Please find all lines in the data that hold the string "river" and copy them.

— Begin GIVEN INFORMATION —

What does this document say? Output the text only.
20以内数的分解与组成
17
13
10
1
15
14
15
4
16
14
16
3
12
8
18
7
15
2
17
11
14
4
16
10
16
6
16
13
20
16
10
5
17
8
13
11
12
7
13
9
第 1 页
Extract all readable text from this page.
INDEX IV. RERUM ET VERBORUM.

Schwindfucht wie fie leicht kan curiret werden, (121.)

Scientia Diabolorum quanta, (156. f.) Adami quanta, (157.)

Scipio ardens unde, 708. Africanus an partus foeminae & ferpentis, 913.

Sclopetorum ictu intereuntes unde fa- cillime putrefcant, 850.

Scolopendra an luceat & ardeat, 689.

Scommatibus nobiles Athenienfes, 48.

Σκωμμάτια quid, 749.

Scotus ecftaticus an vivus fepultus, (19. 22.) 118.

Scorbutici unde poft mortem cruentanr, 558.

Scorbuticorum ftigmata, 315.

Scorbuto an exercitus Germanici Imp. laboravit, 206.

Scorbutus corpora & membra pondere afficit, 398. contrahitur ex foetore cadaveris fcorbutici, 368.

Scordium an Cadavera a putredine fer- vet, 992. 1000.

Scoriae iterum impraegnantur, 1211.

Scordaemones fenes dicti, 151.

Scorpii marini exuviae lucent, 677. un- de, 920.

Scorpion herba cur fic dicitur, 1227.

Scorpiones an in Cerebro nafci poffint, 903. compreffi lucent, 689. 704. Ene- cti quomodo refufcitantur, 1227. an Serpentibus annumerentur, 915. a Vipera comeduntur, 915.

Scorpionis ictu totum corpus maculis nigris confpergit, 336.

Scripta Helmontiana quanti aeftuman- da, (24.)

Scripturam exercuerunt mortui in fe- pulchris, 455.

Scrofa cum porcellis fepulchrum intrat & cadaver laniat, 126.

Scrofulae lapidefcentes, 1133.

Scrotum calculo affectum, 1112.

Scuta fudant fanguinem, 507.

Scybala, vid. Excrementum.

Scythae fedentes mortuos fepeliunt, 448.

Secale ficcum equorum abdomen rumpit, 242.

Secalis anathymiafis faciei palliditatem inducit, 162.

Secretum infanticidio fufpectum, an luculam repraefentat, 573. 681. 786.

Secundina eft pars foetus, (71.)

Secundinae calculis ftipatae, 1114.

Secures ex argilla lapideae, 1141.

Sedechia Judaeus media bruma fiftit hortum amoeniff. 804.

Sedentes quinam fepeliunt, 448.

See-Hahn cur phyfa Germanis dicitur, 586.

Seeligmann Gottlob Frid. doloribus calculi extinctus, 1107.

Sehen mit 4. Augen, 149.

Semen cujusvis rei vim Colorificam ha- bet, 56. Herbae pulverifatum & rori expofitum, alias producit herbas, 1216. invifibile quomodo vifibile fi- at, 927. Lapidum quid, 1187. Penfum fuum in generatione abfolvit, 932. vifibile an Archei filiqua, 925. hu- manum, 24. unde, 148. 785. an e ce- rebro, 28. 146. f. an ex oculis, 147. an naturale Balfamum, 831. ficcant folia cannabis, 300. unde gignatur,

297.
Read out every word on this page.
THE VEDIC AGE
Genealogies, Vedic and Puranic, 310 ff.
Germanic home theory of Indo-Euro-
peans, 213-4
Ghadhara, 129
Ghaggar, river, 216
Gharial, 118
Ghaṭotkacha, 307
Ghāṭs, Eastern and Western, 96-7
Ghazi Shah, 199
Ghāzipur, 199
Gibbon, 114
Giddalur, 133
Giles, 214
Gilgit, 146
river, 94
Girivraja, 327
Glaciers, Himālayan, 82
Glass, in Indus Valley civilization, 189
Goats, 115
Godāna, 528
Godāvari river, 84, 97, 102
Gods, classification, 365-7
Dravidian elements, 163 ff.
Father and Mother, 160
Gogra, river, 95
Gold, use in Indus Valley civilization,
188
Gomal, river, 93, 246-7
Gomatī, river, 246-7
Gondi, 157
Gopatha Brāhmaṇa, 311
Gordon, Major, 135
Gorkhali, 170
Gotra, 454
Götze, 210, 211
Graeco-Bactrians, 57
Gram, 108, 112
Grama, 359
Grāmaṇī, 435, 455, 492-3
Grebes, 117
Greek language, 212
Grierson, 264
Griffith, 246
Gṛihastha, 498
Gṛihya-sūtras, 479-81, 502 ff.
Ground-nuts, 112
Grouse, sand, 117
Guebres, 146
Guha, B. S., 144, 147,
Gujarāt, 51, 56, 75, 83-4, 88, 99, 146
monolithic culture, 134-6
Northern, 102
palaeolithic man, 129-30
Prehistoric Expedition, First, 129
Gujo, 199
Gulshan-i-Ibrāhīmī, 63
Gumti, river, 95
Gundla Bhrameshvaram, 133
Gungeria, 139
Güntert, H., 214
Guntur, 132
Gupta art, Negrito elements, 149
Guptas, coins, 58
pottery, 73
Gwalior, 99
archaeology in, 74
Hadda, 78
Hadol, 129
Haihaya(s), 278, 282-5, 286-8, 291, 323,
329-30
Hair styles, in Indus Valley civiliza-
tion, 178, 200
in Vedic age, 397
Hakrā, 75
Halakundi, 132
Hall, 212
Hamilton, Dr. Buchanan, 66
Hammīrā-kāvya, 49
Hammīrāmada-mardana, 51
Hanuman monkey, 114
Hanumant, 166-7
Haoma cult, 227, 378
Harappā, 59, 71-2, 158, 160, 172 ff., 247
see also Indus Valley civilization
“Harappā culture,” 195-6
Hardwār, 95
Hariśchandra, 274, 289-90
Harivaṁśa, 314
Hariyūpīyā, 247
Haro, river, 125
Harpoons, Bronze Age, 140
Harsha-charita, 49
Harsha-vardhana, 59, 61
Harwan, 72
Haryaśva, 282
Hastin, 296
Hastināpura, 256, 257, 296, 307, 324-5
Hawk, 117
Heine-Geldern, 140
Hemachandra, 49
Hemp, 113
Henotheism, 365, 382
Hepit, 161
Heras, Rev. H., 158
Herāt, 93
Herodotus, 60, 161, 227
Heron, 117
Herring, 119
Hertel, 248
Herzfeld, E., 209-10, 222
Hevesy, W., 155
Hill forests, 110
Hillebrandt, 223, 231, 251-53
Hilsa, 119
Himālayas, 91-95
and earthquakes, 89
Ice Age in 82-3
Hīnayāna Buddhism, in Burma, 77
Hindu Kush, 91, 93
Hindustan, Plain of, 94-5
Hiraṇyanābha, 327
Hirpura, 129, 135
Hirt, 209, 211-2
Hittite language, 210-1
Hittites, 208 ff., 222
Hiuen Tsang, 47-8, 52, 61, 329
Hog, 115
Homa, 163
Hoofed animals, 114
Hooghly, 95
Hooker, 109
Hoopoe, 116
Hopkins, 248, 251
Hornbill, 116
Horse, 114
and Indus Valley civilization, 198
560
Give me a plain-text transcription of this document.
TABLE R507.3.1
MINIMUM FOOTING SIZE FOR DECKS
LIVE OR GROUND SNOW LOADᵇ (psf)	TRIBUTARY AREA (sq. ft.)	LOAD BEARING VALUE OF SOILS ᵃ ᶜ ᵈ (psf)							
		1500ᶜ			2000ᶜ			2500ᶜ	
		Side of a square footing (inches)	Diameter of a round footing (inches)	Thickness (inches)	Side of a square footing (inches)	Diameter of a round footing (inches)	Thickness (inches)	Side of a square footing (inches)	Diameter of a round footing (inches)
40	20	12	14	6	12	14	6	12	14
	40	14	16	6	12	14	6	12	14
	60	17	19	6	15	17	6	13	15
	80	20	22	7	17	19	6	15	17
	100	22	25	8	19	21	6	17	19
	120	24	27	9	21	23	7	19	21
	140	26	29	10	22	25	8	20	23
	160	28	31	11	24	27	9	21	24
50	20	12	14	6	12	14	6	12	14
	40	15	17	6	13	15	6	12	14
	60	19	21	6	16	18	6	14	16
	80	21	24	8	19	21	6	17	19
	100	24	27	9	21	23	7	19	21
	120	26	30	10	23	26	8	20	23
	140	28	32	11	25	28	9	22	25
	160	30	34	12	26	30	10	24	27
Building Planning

— End GIVEN INFORMATION —

• _WRITTEN ANSWER_:
Ghaggar, river, 216
river, 94
Godāvari river, 84, 97, 102
Gogra, river, 95
Gomal, river, 93, 246-7
Gomatī, river, 246-7
Gumti, river, 95
Haro, river, 125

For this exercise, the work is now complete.